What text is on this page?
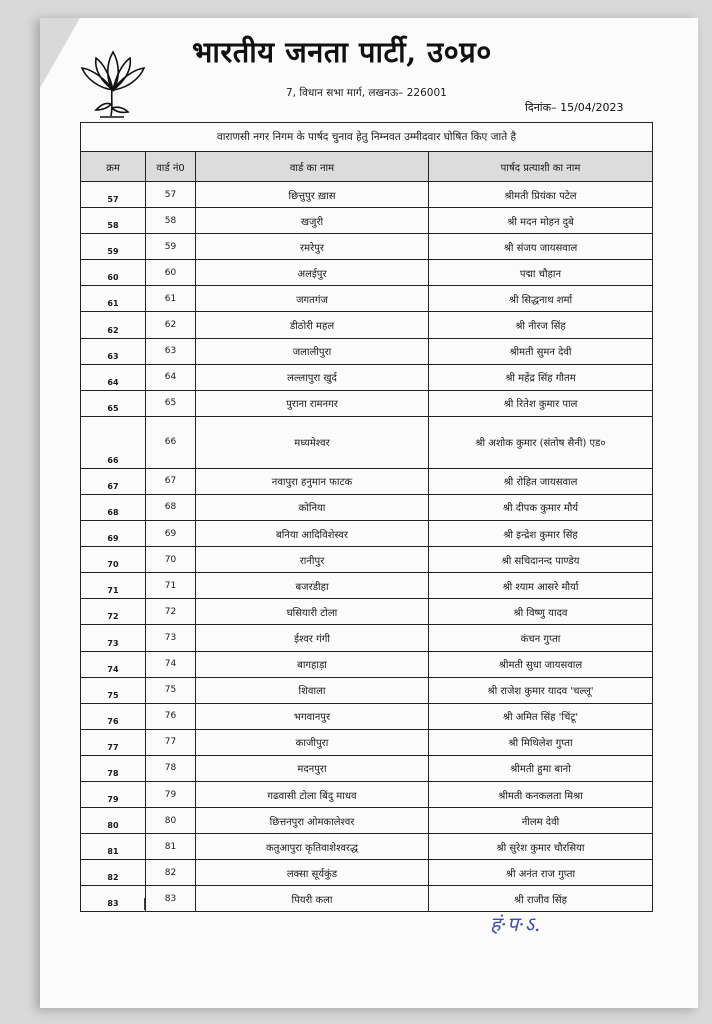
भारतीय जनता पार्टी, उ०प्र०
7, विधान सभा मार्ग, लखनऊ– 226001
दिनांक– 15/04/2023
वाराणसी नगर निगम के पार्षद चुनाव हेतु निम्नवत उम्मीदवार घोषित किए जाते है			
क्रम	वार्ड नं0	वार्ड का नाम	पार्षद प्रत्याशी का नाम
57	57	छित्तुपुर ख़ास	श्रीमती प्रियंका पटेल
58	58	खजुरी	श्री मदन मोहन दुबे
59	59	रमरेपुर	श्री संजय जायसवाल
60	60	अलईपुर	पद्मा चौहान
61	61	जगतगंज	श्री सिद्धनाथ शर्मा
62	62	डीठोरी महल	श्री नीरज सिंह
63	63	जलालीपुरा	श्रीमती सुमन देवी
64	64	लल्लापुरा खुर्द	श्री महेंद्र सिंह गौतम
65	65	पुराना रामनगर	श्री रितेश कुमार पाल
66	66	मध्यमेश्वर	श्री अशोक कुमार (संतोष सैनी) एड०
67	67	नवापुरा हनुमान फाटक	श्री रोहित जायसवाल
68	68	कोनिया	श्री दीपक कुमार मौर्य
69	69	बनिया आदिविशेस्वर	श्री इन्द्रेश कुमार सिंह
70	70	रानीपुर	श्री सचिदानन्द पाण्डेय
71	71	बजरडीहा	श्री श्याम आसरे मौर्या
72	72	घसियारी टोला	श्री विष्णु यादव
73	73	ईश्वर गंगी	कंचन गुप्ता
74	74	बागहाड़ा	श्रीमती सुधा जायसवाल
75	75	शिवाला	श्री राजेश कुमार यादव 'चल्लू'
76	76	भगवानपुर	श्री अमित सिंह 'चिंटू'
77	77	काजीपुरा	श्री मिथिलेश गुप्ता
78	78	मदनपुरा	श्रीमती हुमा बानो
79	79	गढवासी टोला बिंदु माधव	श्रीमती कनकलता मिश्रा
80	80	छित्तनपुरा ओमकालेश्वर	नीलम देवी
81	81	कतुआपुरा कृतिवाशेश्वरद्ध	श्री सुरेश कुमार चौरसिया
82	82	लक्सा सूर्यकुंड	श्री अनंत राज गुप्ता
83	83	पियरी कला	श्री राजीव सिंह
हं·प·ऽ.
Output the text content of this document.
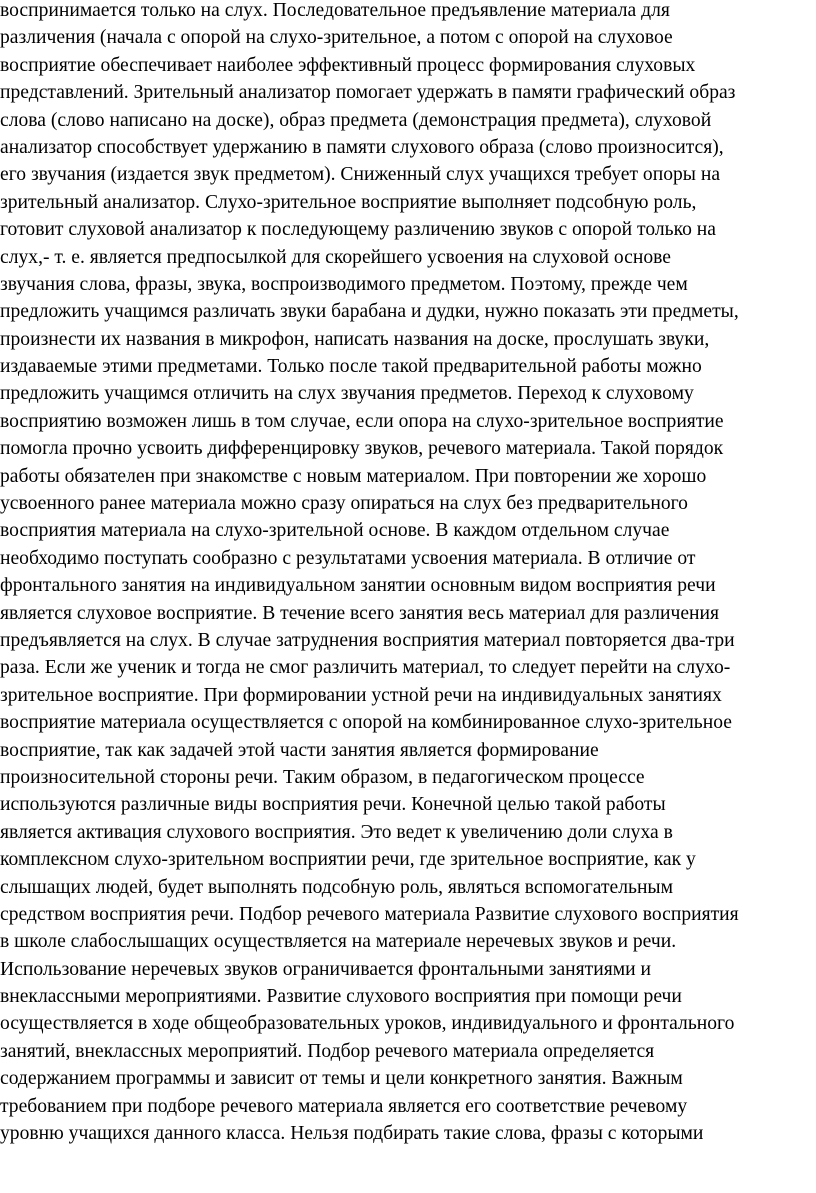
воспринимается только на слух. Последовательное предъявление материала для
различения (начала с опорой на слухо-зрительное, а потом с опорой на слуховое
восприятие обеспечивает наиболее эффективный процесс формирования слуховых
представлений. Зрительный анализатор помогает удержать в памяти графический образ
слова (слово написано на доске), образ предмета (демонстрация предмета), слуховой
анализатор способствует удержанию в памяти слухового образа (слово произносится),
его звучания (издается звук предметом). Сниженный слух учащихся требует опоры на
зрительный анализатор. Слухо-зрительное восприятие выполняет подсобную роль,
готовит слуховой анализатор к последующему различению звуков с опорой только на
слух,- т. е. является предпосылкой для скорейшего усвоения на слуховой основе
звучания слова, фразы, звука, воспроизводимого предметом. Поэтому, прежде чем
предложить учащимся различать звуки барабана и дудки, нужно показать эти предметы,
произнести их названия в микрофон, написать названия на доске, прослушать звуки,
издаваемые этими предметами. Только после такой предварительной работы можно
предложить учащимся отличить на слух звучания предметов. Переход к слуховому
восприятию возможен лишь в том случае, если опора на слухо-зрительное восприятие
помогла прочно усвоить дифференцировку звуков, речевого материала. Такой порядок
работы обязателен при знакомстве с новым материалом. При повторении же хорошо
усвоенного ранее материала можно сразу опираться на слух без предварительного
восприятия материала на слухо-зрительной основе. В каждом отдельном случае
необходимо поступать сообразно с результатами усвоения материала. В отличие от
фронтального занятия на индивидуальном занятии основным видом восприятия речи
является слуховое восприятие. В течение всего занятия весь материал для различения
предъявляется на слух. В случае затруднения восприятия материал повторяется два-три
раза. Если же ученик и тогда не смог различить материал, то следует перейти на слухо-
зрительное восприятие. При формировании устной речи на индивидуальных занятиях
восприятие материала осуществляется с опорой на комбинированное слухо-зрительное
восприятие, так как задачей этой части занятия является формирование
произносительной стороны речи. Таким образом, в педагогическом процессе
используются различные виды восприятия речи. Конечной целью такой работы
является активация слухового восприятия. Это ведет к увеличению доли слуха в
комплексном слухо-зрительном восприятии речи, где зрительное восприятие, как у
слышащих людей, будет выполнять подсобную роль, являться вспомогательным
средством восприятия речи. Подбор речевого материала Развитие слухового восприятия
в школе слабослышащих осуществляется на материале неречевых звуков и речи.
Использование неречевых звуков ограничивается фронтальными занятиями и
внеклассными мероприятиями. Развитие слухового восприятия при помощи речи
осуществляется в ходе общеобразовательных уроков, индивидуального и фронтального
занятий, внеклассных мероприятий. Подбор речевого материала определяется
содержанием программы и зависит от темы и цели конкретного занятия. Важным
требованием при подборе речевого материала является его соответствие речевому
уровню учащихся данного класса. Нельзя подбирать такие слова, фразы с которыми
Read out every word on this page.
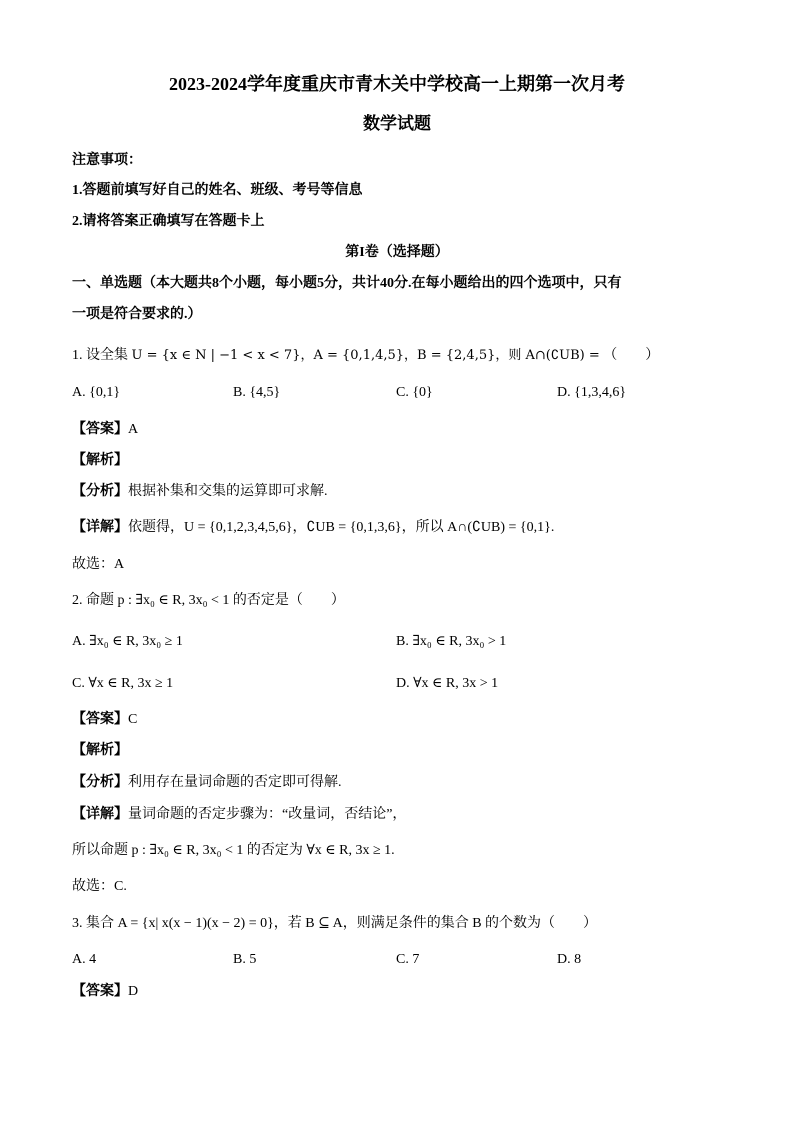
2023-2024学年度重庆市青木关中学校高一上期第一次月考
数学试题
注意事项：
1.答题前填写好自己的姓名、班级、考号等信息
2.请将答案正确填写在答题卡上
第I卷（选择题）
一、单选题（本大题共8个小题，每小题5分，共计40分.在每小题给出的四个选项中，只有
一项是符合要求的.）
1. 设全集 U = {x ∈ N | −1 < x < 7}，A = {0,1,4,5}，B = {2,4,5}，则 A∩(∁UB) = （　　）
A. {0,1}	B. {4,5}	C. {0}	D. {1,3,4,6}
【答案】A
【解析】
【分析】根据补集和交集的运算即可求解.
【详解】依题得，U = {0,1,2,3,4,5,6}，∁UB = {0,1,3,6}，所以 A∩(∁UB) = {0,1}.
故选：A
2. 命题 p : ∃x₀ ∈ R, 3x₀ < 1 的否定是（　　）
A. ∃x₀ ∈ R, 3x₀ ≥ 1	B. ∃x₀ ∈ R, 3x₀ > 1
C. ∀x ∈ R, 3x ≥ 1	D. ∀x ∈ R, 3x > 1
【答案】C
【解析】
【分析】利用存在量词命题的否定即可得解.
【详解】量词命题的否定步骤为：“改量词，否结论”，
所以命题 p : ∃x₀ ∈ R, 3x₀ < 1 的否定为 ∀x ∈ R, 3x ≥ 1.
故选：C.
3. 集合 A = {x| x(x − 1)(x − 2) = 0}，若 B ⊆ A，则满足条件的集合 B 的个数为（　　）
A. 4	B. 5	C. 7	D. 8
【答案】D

○ ○ ○ ○

List all lines where "усвоения" occurs.

* _Result of this task_:
слух,- т. е. является предпосылкой для скорейшего усвоения на слуховой основе
необходимо поступать сообразно с результатами усвоения материала. В отличие от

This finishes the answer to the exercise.